• GIVEN INFORMATION
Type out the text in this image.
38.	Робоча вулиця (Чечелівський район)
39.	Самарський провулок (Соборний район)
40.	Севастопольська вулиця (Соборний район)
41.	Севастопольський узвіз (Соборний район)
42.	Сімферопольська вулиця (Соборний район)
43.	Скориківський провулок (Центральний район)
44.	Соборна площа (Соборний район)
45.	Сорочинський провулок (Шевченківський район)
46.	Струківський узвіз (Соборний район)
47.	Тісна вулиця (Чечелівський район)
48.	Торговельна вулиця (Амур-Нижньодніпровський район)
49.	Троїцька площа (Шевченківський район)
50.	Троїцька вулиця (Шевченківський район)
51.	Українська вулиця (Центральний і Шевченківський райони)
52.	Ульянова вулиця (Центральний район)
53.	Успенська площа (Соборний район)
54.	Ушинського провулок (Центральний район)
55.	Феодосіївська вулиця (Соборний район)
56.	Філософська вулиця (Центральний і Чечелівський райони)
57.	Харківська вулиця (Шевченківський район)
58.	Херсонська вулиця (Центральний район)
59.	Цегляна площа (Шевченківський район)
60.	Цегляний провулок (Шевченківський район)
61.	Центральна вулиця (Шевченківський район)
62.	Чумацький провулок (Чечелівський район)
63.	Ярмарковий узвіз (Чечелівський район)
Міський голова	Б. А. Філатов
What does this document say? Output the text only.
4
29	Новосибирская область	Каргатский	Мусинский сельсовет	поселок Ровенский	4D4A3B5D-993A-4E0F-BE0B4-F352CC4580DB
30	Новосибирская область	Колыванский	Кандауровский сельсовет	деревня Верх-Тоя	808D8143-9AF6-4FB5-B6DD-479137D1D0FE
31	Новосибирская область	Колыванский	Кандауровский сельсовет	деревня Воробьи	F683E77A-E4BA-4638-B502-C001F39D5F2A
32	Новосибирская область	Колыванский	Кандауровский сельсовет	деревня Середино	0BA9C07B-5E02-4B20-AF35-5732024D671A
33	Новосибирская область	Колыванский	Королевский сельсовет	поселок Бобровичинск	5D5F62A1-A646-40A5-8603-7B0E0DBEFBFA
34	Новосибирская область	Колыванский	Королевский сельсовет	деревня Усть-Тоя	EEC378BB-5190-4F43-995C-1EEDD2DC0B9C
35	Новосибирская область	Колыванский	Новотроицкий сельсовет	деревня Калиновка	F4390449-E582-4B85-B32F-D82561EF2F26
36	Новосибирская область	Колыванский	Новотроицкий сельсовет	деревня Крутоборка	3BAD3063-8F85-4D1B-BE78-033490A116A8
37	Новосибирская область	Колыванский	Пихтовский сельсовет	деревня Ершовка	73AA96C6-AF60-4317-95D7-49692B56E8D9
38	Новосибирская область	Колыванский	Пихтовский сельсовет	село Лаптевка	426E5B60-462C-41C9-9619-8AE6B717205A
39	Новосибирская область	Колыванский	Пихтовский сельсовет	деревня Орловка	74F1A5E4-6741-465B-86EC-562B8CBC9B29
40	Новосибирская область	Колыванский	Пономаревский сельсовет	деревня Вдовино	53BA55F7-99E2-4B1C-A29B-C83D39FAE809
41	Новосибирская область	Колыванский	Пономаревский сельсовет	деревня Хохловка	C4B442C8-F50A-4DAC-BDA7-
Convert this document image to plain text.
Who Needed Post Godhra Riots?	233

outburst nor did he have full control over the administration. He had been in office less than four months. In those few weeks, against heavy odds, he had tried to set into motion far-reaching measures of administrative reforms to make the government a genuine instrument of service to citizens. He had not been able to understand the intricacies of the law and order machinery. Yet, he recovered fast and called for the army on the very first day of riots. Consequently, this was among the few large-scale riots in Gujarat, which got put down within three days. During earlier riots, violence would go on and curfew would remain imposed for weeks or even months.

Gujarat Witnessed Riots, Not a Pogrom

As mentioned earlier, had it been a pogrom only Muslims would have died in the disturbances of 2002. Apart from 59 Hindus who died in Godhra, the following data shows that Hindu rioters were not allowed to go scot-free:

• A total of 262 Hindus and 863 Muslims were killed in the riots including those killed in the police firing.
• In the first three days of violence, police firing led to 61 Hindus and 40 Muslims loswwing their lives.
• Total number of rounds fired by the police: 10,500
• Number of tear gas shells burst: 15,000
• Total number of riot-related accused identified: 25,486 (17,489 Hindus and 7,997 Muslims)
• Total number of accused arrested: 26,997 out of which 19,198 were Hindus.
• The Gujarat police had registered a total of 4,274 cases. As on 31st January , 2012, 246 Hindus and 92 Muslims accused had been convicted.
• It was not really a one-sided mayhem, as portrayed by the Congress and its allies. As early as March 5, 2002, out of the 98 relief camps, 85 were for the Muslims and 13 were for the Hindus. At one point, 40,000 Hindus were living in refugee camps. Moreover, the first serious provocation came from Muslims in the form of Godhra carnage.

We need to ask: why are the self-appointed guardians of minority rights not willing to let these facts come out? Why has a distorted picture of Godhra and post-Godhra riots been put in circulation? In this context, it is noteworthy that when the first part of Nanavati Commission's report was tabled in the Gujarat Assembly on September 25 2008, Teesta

• EXERCISE INSTRUCTIONS
Search the listing for the string "поселок". Copy each line where it turns up.

• OUTPUT FOR THIS EXERCISE
29	Новосибирская область	Каргатский	Мусинский сельсовет	поселок Ровенский	4D4A3B5D-993A-4E0F-BE0B4-F352CC4580DB
33	Новосибирская область	Колыванский	Королевский сельсовет	поселок Бобровичинск	5D5F62A1-A646-40A5-8603-7B0E0DBEFBFA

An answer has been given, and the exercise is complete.